PAGE EXTRACT:
• • • •

It will compile because you're doing an assertion. You're basically saying "Trust me, TypeScript compiler, this is of the right type". That's circumventing the check altogether.
If your object satisfies the type, you don't need to do the assertion. Interfaces in TypeScript work by actually checking that the object satisfies the interface, not that it extends/implements the interface explicitly.
interface ResponseBody {
foo1: number;
foo2: string;
foo3: boolean;
}
function doSomething(value: ResponseBody) {
console.log("Ok");
}
And thus:
// This will work
doSomething({ foo1: 0, foo2: "zero", foo3: false });
// This will not work
// Argument of type '{ foo1: number; foo2: string; }' is not assignable to parameter of type 'ResponseBody'.
// Property 'foo3' is missing in type '{ foo1: number; foo2: string; }'.
doSomething({ foo1: 0, foo2: "zero" });
// This will not work
// Type 'number' is not assignable to type 'string'.
doSomething({ foo1: 0, foo2: 1, foo3: false });
// This will work
const r1: ResponseBody = { foo1: 4, foo2: "four", foo3: true };
// This will not work
// Type 'string' is not assignable to type 'number'.
const r2: ResponseBody = { foo1: '4' };
// This will not work
// Type '{ foo1: number; }' is not assignable to type 'ResponseBody'.
// Property 'foo2' is missing in type '{ foo1: number; }'.
const r3: ResponseBody = { foo1: 4 };
So the basic answer is: remove <Foo>
. You shouldn't need it.
Now, if the object you pass to doSomething
is coming from somewhere else and is of any
type, TypeScript cannot do the check. So it'll fail. Those are the cases where you'd need to add an assertion, to let TypeScript know that you know what you're doing. But that's because the object (and its fields) is not known at compile time, and therefore cannot be checked by TypeScript at all.

• • • •

DATA FOR ANALYSIS:
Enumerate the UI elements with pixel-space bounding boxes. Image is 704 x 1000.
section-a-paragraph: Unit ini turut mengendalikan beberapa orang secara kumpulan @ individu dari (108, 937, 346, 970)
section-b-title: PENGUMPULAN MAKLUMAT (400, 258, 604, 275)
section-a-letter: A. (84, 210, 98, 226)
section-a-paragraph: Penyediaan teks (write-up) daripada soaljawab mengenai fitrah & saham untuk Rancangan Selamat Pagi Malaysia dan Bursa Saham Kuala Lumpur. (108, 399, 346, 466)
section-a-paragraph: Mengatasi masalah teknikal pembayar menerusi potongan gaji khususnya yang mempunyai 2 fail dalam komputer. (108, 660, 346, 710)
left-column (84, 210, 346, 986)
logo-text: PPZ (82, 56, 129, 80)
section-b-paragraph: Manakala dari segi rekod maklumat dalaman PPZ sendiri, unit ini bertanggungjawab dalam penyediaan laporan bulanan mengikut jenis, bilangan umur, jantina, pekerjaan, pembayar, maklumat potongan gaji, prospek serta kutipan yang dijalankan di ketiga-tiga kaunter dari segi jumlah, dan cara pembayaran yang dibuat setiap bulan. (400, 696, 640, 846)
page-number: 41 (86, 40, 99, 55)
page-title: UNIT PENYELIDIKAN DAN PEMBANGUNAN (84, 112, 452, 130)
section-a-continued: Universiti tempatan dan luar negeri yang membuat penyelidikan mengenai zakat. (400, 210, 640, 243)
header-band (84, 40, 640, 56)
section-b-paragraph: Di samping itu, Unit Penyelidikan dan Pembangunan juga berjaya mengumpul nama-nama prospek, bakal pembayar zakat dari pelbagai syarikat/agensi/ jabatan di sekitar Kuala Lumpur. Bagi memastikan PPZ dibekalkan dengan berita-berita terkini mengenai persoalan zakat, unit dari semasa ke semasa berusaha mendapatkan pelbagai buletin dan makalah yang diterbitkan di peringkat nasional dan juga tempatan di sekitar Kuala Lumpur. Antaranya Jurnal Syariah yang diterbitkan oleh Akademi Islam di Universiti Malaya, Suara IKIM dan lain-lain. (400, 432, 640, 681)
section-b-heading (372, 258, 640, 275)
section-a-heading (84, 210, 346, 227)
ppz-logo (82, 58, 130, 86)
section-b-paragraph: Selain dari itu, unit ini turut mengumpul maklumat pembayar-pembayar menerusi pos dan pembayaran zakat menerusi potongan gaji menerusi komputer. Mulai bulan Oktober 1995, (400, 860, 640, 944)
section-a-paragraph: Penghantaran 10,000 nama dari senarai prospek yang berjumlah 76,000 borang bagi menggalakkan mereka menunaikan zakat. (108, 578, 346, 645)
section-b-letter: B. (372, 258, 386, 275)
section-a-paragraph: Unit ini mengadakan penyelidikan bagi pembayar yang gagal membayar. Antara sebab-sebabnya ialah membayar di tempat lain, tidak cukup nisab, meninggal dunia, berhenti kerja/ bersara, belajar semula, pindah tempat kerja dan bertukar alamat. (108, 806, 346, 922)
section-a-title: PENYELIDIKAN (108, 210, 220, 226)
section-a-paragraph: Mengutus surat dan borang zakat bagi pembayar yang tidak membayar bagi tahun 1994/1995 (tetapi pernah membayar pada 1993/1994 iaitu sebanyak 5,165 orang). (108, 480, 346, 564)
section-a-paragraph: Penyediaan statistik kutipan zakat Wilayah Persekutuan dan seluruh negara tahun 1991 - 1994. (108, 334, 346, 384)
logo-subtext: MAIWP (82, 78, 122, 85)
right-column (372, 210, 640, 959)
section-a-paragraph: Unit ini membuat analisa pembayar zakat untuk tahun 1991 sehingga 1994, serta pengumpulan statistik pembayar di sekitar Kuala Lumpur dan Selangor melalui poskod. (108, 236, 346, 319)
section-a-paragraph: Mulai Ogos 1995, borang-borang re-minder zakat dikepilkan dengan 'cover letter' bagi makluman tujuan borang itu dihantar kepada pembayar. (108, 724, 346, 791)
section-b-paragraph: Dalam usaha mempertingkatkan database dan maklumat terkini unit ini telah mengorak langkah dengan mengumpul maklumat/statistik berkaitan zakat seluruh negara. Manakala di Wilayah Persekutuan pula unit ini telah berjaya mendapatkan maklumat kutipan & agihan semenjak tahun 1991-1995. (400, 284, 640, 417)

• • • •

TO DO:
1 - According to the TypeScript answer, why is no assertion needed when an object already satisfies the type? Reply in one to three sentences.
2 - From the TypeScript answer, copy the passage from "If your object" up to and including "the interface explicitly.".
Rely only on the TypeScript answer, not on outside knowledge.

RESULTS BY TASK:
1 - TypeScript interfaces work by checking that the object actually satisfies the interface. They do not require the object to extend or implement the interface explicitly. An object that already satisfies the type therefore passes the check without an assertion.

2 -
If your object satisfies the type, you don't need to do the assertion. Interfaces in TypeScript work by actually checking that the object satisfies the interface, not that it extends/implements the interface explicitly.